GIVEN PASSAGE:
* * *
I was one of "those" people who purchased from a pet store. When asked where I got Bella, I explain that I am "one of those people who made a terrible mistake by contributing to a God awful problem". I then proceed to educate the person about the horrors of puppy mills and what we can do to learn from my mistake. Education is key and any opportunity to prevent someone from taking the path I traveled, is a step in the right direction.


----------



## Nervusrek (Apr 17, 2012)

While I was raised to believe that questions about money earned & spent are unacceptable, I realize most people aren't trying to be rude. They just want to make certain they are in the correct playing field. After all, noone wants to blindly or ignorantly overspend. I admit that I, too, researched the "going rate" for Breeder pups, even being so bold as to ask my sister how much she paid for her Maltese several years ago (but since she was close family, I thought I could get away with it.)

So I generally do not have a problem with people asking how much I paid for my fluffs. I merely respond, "a lot" and then if they persue the issue, I use it as an educational opportunity.


----------



## Patsy Heck (Jun 10, 2011)

Since I've only had the girls for 3 months I to have been asked and have answered "a lot" but wanted, at this stage in my life, a gaurentee of size and temperment. I also explain that I bought from a show breeder someone interested in the breed. I also add I saved for 3 years to by a puppy and when I said to my mother in law that if I won power ball I would buy her sisiter she stepped up and purchased the second one. So one "a lot" and the other a gift. They are worth every penny.


----------



## michellerobison (Dec 17, 2009)

I get asked that ,usually by people who don't have a dog or have a mixed breed or freebie.
I usually dodge the actual pricing,especially since what I paid 8 years ago is a bargain now...
* * *
GIVEN TASK A: Copy the rows again word for word, starting at the first row and ending after the row that contains "720, 1702, 867]".

MATERIALS PROVIDED:
* * *
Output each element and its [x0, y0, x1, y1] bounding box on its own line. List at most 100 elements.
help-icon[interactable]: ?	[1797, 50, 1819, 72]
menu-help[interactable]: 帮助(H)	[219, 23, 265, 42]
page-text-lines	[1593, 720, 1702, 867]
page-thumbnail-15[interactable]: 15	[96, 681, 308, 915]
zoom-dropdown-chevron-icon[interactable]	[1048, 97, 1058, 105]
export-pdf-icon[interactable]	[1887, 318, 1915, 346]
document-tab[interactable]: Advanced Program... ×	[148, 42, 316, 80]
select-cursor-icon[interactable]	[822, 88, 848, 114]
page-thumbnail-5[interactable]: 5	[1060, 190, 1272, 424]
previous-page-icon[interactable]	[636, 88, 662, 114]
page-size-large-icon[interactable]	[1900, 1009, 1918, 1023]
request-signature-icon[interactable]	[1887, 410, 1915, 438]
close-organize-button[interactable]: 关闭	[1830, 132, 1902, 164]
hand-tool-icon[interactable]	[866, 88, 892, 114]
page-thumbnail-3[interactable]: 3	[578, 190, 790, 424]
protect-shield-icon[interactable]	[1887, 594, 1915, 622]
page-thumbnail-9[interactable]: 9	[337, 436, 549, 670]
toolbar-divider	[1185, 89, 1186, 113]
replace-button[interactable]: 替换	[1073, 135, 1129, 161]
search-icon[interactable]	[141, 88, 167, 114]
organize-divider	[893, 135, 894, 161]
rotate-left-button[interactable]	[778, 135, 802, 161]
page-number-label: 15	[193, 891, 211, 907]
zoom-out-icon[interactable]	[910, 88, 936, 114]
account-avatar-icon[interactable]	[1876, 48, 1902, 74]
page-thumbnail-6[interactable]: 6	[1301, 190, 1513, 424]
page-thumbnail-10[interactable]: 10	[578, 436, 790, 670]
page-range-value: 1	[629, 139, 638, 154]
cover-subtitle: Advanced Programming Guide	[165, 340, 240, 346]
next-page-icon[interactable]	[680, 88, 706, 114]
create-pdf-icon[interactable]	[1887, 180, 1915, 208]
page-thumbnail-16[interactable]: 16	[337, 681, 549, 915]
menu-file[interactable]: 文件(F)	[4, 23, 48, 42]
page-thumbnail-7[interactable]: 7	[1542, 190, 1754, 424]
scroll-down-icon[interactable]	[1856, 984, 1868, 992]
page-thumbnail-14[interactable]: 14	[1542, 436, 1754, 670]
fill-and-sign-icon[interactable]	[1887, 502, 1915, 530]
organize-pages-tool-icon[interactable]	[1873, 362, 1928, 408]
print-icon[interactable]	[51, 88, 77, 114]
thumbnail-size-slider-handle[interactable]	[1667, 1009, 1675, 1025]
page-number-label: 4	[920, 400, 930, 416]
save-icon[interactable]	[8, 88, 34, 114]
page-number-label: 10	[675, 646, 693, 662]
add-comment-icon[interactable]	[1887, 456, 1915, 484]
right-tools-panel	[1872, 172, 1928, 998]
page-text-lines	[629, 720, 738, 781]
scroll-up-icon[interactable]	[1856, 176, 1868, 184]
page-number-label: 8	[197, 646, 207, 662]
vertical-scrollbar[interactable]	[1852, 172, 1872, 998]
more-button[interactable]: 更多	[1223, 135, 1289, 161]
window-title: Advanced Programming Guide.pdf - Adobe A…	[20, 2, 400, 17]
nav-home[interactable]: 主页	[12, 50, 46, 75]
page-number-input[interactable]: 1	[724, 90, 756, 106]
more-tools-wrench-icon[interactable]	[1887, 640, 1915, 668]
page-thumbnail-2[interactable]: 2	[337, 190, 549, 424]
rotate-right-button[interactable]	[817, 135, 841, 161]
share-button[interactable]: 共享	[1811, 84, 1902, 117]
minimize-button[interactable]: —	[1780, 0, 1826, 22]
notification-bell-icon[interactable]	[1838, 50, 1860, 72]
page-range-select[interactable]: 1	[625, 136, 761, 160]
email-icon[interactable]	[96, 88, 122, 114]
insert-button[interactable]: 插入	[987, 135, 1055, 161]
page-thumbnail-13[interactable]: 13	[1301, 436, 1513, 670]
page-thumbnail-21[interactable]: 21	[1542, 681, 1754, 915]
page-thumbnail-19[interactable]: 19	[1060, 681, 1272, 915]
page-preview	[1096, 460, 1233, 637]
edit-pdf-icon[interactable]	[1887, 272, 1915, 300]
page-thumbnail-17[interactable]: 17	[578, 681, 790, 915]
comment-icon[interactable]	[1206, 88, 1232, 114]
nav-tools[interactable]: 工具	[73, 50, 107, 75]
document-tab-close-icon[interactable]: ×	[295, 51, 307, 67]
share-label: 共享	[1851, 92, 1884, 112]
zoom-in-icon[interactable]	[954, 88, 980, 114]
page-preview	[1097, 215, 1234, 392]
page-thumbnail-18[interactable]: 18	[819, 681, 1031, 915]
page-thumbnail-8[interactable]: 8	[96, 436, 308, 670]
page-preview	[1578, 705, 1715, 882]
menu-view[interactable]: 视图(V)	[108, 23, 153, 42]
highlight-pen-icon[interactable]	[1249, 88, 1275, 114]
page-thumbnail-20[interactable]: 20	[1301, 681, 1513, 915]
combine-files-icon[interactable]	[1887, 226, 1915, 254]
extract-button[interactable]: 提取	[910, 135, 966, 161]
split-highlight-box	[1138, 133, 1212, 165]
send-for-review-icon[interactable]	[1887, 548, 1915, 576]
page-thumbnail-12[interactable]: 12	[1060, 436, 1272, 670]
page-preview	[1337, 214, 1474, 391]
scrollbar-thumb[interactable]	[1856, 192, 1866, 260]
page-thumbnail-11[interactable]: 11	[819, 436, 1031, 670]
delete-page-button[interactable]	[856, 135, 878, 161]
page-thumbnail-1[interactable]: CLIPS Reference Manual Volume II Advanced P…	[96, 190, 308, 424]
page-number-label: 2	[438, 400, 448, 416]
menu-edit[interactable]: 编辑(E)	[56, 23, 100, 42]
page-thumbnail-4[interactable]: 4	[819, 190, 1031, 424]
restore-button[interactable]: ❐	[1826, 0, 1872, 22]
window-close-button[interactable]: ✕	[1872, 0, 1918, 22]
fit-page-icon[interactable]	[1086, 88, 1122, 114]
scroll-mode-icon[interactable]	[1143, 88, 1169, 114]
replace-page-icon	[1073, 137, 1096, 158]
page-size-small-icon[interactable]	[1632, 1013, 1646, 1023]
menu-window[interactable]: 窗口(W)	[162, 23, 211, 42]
* * *
GIVEN TASK B:
Answer these questions about the forum thread:
(i) How many years did Patsy Heck save to buy a puppy?
(ii) What breed of dog did Nervusrek's sister buy?
(iii) How many years ago did michellerobison pay for a dog?

SOLUTION A:
Output each element and its [x0, y0, x1, y1] bounding box on its own line. List at most 100 elements.
help-icon[interactable]: ?	[1797, 50, 1819, 72]
menu-help[interactable]: 帮助(H)	[219, 23, 265, 42]
page-text-lines	[1593, 720, 1702, 867]

SOLUTION B:
(i) 3 years
(ii) A Maltese
(iii) 8 years